**MATERIAL PROVIDED:**
#####

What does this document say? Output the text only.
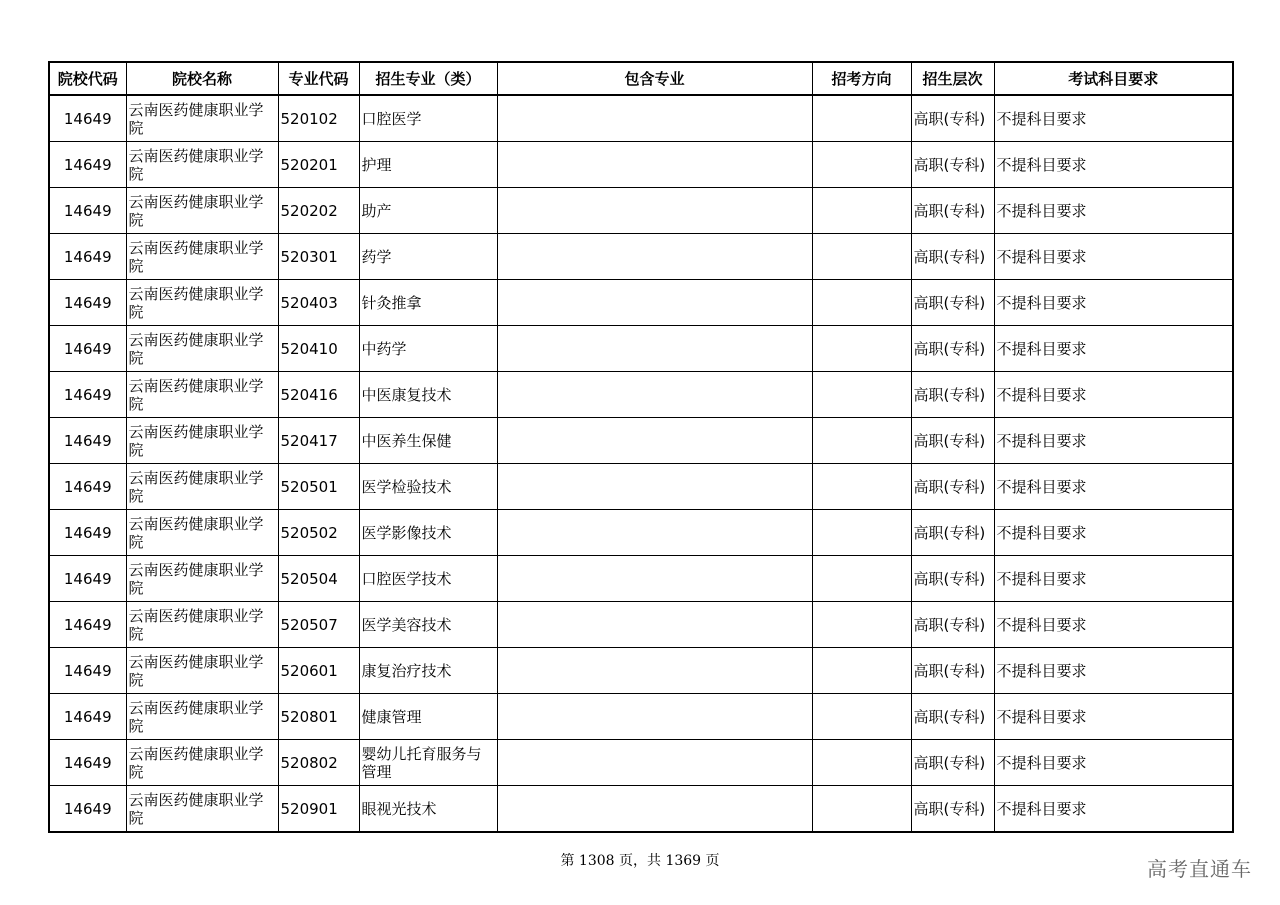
院校代码	院校名称	专业代码	招生专业（类）	包含专业	招考方向	招生层次	考试科目要求
14649	云南医药健康职业学院	520102	口腔医学			高职(专科)	不提科目要求
14649	云南医药健康职业学院	520201	护理			高职(专科)	不提科目要求
14649	云南医药健康职业学院	520202	助产			高职(专科)	不提科目要求
14649	云南医药健康职业学院	520301	药学			高职(专科)	不提科目要求
14649	云南医药健康职业学院	520403	针灸推拿			高职(专科)	不提科目要求
14649	云南医药健康职业学院	520410	中药学			高职(专科)	不提科目要求
14649	云南医药健康职业学院	520416	中医康复技术			高职(专科)	不提科目要求
14649	云南医药健康职业学院	520417	中医养生保健			高职(专科)	不提科目要求
14649	云南医药健康职业学院	520501	医学检验技术			高职(专科)	不提科目要求
14649	云南医药健康职业学院	520502	医学影像技术			高职(专科)	不提科目要求
14649	云南医药健康职业学院	520504	口腔医学技术			高职(专科)	不提科目要求
14649	云南医药健康职业学院	520507	医学美容技术			高职(专科)	不提科目要求
14649	云南医药健康职业学院	520601	康复治疗技术			高职(专科)	不提科目要求
14649	云南医药健康职业学院	520801	健康管理			高职(专科)	不提科目要求
14649	云南医药健康职业学院	520802	婴幼儿托育服务与管理			高职(专科)	不提科目要求
14649	云南医药健康职业学院	520901	眼视光技术			高职(专科)	不提科目要求
第 1308 页，共 1369 页	高考直通车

#####

**PROMPT:** Reproduce all the entries that precede this task, word for word, minus any pictures.

**COMPLETE RESPONSE:**
What does this document say? Output the text only.
院校代码	院校名称	专业代码	招生专业（类）	包含专业	招考方向	招生层次	考试科目要求
14649	云南医药健康职业学院	520102	口腔医学			高职(专科)	不提科目要求
14649	云南医药健康职业学院	520201	护理			高职(专科)	不提科目要求
14649	云南医药健康职业学院	520202	助产			高职(专科)	不提科目要求
14649	云南医药健康职业学院	520301	药学			高职(专科)	不提科目要求
14649	云南医药健康职业学院	520403	针灸推拿			高职(专科)	不提科目要求
14649	云南医药健康职业学院	520410	中药学			高职(专科)	不提科目要求
14649	云南医药健康职业学院	520416	中医康复技术			高职(专科)	不提科目要求
14649	云南医药健康职业学院	520417	中医养生保健			高职(专科)	不提科目要求
14649	云南医药健康职业学院	520501	医学检验技术			高职(专科)	不提科目要求
14649	云南医药健康职业学院	520502	医学影像技术			高职(专科)	不提科目要求
14649	云南医药健康职业学院	520504	口腔医学技术			高职(专科)	不提科目要求
14649	云南医药健康职业学院	520507	医学美容技术			高职(专科)	不提科目要求
14649	云南医药健康职业学院	520601	康复治疗技术			高职(专科)	不提科目要求
14649	云南医药健康职业学院	520801	健康管理			高职(专科)	不提科目要求
14649	云南医药健康职业学院	520802	婴幼儿托育服务与管理			高职(专科)	不提科目要求
14649	云南医药健康职业学院	520901	眼视光技术			高职(专科)	不提科目要求
第 1308 页，共 1369 页	高考直通车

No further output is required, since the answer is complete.